◆ Dataset ◆
** start **

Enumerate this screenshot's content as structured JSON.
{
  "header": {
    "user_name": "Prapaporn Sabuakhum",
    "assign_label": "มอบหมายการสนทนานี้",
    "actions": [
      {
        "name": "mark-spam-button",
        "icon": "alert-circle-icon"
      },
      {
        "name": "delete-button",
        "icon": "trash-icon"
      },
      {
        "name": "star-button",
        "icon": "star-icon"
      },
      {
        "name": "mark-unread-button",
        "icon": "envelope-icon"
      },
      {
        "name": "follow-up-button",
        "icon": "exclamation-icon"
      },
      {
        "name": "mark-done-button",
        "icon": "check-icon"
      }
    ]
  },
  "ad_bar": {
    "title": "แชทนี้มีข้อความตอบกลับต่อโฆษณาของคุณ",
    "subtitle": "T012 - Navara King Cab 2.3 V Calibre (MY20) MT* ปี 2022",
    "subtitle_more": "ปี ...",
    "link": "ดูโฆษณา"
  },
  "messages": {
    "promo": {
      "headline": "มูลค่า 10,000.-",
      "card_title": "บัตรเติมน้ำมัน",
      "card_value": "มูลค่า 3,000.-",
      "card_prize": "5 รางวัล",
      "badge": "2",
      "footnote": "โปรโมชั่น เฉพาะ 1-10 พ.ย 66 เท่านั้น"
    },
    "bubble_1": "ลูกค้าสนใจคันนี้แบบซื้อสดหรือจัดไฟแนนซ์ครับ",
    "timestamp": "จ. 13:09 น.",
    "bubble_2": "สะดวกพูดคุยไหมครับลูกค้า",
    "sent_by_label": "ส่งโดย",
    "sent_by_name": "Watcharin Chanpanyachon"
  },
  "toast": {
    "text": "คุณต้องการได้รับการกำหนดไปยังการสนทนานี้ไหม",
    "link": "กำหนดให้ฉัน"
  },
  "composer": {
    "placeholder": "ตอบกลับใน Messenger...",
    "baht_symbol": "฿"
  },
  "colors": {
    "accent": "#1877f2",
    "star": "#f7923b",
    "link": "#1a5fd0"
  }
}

** end **

◆ Work to do ◆
Search the listing for the word "link" and return each line that holds it.

◆ Reply ◆
    "link": "ดูโฆษณา"
    "link": "กำหนดให้ฉัน"
    "link": "#1a5fd0"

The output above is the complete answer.